• **Stated problem**:
Copy each line below without leaving any out.

• **Input**:
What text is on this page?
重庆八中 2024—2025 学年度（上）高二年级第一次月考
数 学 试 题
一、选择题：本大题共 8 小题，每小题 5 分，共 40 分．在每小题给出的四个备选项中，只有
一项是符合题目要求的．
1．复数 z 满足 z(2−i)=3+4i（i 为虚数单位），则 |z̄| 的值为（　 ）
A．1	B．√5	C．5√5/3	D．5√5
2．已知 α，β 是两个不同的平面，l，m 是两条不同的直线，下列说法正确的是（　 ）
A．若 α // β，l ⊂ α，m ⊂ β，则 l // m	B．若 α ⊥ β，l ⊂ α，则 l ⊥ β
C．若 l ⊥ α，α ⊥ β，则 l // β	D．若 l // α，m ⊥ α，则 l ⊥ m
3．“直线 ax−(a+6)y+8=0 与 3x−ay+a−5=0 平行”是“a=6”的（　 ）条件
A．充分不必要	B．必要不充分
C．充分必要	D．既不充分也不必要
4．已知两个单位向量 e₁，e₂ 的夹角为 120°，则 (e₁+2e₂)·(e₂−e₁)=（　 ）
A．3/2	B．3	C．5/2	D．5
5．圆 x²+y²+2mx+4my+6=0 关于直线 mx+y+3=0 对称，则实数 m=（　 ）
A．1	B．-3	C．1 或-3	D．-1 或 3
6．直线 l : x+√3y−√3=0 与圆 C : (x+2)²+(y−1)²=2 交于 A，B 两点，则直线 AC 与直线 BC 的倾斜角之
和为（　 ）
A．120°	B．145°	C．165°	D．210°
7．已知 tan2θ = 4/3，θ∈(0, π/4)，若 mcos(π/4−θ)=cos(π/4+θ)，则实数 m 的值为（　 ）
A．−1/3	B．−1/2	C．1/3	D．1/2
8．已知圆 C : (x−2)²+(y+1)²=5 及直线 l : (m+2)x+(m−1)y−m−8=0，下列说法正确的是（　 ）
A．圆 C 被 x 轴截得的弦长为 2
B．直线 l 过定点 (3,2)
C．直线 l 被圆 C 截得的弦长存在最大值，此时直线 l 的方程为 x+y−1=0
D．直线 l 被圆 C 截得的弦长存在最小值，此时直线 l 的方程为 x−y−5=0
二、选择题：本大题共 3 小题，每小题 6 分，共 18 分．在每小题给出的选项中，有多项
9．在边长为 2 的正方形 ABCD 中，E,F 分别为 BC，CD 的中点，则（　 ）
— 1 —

• **Result of this exercise**:
What text is on this page?
重庆八中 2024—2025 学年度（上）高二年级第一次月考
数 学 试 题
一、选择题：本大题共 8 小题，每小题 5 分，共 40 分．在每小题给出的四个备选项中，只有
一项是符合题目要求的．
1．复数 z 满足 z(2−i)=3+4i（i 为虚数单位），则 |z̄| 的值为（　 ）
A．1	B．√5	C．5√5/3	D．5√5
2．已知 α，β 是两个不同的平面，l，m 是两条不同的直线，下列说法正确的是（　 ）
A．若 α // β，l ⊂ α，m ⊂ β，则 l // m	B．若 α ⊥ β，l ⊂ α，则 l ⊥ β
C．若 l ⊥ α，α ⊥ β，则 l // β	D．若 l // α，m ⊥ α，则 l ⊥ m
3．“直线 ax−(a+6)y+8=0 与 3x−ay+a−5=0 平行”是“a=6”的（　 ）条件
A．充分不必要	B．必要不充分
C．充分必要	D．既不充分也不必要
4．已知两个单位向量 e₁，e₂ 的夹角为 120°，则 (e₁+2e₂)·(e₂−e₁)=（　 ）
A．3/2	B．3	C．5/2	D．5
5．圆 x²+y²+2mx+4my+6=0 关于直线 mx+y+3=0 对称，则实数 m=（　 ）
A．1	B．-3	C．1 或-3	D．-1 或 3
6．直线 l : x+√3y−√3=0 与圆 C : (x+2)²+(y−1)²=2 交于 A，B 两点，则直线 AC 与直线 BC 的倾斜角之
和为（　 ）
A．120°	B．145°	C．165°	D．210°
7．已知 tan2θ = 4/3，θ∈(0, π/4)，若 mcos(π/4−θ)=cos(π/4+θ)，则实数 m 的值为（　 ）
A．−1/3	B．−1/2	C．1/3	D．1/2
8．已知圆 C : (x−2)²+(y+1)²=5 及直线 l : (m+2)x+(m−1)y−m−8=0，下列说法正确的是（　 ）
A．圆 C 被 x 轴截得的弦长为 2
B．直线 l 过定点 (3,2)
C．直线 l 被圆 C 截得的弦长存在最大值，此时直线 l 的方程为 x+y−1=0
D．直线 l 被圆 C 截得的弦长存在最小值，此时直线 l 的方程为 x−y−5=0
二、选择题：本大题共 3 小题，每小题 6 分，共 18 分．在每小题给出的选项中，有多项
9．在边长为 2 的正方形 ABCD 中，E,F 分别为 BC，CD 的中点，则（　 ）
— 1 —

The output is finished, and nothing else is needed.